**Dataset**:
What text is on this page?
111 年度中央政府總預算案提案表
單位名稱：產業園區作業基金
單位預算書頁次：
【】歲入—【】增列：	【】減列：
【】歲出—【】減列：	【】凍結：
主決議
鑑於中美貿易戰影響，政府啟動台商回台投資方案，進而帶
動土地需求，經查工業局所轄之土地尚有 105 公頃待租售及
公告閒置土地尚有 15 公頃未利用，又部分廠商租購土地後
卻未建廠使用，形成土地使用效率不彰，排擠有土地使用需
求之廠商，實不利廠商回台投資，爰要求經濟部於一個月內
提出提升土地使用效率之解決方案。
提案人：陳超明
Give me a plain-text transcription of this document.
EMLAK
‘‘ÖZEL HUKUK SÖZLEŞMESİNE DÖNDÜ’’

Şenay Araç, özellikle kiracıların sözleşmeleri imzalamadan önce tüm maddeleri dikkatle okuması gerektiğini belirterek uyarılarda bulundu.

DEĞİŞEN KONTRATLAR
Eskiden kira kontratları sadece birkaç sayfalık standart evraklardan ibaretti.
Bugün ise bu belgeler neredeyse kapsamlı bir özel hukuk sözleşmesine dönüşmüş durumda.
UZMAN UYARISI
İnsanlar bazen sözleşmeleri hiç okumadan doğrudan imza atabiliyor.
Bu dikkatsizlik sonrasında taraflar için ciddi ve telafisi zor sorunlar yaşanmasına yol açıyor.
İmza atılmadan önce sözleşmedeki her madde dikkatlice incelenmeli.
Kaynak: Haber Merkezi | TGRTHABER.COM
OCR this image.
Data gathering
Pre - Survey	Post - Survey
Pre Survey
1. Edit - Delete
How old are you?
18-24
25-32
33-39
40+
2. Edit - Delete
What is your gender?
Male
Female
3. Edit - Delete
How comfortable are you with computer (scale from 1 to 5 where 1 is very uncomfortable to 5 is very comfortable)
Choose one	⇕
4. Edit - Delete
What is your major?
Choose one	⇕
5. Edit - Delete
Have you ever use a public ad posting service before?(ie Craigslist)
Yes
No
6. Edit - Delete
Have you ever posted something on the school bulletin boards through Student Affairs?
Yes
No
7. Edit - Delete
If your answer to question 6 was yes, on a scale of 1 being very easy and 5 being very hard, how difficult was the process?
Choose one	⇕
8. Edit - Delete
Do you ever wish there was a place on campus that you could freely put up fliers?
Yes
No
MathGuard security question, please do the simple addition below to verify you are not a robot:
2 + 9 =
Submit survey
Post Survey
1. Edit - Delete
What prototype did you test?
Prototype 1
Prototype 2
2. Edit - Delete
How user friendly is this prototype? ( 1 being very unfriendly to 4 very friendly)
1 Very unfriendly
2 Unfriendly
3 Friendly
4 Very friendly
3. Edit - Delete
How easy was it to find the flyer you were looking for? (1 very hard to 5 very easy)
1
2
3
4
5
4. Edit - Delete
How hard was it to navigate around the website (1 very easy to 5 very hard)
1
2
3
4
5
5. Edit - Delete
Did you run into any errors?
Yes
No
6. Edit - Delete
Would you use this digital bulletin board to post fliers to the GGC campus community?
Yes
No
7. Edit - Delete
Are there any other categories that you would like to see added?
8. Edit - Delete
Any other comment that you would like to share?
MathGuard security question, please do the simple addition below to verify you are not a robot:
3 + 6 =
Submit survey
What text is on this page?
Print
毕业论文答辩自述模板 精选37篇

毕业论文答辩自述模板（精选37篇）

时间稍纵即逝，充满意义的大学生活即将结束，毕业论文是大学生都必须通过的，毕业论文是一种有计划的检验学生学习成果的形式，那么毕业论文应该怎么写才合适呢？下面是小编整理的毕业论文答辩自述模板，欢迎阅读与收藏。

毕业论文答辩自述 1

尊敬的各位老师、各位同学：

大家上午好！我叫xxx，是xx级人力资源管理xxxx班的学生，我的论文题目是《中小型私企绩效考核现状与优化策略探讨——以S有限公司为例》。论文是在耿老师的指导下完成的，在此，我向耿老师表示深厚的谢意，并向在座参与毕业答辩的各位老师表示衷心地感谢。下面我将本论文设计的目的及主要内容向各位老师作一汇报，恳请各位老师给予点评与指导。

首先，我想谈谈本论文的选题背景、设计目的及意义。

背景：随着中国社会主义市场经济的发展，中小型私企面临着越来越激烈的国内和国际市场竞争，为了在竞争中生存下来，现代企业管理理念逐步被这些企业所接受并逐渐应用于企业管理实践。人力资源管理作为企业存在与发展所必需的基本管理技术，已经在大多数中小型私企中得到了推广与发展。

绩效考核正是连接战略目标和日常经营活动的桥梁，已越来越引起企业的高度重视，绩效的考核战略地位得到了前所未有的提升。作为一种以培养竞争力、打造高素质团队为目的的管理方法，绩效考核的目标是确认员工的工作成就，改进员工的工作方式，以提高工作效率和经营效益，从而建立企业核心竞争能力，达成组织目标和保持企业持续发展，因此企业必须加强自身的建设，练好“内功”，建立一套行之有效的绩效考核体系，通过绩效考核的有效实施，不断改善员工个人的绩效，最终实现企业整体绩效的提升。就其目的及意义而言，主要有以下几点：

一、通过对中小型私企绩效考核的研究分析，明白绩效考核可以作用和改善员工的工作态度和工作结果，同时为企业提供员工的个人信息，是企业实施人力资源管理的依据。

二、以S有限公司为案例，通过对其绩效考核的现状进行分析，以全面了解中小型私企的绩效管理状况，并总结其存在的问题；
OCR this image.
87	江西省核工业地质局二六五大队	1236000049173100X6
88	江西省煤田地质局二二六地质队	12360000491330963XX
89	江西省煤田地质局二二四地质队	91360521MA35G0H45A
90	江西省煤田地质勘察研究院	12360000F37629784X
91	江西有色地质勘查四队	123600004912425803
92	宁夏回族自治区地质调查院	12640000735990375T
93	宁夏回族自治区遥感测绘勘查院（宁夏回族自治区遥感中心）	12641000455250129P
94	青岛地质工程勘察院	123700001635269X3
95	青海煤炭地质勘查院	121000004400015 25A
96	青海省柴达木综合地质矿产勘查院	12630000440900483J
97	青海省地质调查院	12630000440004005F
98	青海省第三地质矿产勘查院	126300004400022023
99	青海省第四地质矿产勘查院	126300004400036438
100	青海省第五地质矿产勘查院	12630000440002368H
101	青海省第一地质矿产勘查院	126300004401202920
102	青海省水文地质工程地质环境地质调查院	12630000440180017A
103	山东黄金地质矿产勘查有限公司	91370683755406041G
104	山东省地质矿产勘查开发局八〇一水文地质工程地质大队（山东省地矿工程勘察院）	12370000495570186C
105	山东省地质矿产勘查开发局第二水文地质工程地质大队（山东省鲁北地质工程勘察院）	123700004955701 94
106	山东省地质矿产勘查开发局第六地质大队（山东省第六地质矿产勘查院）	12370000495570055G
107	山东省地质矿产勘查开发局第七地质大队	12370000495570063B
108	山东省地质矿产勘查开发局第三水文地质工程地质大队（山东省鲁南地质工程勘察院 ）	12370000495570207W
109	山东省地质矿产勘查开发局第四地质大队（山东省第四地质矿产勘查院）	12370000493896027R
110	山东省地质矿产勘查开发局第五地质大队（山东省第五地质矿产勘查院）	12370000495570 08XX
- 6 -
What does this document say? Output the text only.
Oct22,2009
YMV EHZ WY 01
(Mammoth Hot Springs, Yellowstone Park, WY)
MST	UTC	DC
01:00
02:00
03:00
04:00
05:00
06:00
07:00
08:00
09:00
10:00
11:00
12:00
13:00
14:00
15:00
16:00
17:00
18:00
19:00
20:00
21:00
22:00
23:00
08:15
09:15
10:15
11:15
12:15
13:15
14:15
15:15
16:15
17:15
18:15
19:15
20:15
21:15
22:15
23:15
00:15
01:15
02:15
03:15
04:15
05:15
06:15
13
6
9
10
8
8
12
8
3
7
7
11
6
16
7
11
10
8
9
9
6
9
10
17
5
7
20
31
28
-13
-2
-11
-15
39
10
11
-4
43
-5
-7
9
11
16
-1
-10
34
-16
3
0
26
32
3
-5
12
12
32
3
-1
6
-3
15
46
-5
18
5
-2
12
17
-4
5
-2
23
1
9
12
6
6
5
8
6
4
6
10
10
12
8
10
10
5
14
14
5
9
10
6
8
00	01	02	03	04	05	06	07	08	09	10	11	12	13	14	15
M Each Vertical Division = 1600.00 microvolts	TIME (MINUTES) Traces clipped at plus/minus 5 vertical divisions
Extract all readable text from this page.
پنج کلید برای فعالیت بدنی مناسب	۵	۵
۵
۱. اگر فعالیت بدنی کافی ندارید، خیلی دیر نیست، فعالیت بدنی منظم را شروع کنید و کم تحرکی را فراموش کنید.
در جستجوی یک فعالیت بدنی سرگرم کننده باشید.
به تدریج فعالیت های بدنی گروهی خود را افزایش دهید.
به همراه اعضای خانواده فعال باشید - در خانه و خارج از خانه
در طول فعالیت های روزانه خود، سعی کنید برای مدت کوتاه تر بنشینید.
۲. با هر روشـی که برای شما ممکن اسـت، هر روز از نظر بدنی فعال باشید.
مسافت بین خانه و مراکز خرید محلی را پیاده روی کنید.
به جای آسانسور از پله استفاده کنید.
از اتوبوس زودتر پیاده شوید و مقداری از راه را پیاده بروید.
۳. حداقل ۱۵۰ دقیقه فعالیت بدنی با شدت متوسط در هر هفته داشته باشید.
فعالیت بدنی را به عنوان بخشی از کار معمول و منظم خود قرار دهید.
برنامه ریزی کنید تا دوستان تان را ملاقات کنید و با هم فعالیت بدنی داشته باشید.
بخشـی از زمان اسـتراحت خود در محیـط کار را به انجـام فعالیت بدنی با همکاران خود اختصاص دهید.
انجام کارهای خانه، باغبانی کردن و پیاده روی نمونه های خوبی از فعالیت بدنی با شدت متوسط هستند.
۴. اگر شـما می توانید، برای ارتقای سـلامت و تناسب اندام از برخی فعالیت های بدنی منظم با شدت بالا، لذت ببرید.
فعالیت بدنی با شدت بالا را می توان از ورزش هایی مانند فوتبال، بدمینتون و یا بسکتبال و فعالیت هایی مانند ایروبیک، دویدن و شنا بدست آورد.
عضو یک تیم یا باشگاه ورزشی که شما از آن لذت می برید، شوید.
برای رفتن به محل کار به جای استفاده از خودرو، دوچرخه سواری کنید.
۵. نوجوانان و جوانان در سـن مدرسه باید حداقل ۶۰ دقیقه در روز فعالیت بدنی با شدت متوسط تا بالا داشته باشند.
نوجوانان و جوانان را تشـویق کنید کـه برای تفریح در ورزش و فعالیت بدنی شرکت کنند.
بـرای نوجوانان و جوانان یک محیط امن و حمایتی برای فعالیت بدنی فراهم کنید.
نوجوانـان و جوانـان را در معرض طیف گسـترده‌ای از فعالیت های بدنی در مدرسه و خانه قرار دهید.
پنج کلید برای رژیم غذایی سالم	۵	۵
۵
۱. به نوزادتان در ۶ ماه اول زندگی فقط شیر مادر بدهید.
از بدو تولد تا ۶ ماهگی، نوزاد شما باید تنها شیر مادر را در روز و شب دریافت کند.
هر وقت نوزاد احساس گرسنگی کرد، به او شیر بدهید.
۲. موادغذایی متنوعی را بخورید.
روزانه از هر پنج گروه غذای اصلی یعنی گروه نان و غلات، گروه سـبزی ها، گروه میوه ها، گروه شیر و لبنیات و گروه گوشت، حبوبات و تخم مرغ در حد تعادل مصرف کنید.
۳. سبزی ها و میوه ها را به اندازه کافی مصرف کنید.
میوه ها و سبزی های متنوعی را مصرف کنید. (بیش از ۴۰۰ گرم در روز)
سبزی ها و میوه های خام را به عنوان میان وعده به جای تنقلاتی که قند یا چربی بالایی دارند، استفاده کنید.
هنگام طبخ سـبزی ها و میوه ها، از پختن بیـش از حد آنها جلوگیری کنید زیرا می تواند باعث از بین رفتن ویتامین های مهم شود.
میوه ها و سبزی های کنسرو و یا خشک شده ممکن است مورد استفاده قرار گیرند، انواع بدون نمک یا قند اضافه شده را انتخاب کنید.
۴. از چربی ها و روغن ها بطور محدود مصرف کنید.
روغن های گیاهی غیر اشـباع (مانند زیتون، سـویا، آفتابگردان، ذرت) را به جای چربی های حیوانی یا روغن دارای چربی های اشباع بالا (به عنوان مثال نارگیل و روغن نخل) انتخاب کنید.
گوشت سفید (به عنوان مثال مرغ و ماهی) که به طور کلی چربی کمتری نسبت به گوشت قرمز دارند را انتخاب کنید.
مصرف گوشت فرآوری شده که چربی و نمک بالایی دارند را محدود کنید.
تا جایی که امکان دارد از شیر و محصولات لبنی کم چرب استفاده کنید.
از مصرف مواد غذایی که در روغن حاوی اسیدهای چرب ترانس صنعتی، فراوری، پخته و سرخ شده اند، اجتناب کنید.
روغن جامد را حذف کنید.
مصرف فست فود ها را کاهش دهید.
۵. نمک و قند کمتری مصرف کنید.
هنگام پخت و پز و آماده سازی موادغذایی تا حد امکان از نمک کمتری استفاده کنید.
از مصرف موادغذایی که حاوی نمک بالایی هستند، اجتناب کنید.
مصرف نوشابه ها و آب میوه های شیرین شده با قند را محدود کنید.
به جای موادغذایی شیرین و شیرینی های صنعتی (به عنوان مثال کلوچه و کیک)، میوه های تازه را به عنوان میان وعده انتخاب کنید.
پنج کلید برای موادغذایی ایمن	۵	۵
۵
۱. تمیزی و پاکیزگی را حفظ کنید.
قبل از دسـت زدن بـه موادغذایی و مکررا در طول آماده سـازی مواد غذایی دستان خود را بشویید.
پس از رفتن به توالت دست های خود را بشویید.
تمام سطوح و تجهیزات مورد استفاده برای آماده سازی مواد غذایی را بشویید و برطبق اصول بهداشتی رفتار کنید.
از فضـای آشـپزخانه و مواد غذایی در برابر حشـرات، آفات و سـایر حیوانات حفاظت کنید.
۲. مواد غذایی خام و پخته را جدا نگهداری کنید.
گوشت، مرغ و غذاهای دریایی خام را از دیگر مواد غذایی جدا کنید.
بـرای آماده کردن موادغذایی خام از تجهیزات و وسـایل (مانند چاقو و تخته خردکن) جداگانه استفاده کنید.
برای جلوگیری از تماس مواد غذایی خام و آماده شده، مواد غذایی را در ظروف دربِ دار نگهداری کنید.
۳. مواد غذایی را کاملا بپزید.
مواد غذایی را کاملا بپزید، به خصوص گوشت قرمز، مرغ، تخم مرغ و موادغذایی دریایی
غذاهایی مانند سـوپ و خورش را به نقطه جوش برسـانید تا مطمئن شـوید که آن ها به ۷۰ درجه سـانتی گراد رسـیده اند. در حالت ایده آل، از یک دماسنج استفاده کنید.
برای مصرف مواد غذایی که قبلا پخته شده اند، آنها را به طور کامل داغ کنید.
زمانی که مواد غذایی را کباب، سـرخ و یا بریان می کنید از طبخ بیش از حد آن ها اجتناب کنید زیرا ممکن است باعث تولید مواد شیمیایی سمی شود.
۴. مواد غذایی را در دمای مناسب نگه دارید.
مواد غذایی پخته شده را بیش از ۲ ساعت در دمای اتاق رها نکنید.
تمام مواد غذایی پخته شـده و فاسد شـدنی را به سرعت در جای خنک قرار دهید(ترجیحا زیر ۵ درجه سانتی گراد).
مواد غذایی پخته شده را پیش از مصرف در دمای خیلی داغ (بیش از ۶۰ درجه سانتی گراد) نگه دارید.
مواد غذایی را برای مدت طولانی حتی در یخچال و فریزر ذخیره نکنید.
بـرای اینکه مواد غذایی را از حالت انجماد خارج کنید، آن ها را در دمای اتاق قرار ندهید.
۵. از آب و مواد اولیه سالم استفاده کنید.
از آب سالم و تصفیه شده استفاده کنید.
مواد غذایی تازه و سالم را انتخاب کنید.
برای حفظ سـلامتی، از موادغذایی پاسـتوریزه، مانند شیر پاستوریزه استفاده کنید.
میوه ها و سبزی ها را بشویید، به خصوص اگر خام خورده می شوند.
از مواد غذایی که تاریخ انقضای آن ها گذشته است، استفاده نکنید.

**Task prompt**:
Within the entries above, how many lines contain "سالم"? Respond with the number only.

**Finished exercise**:
4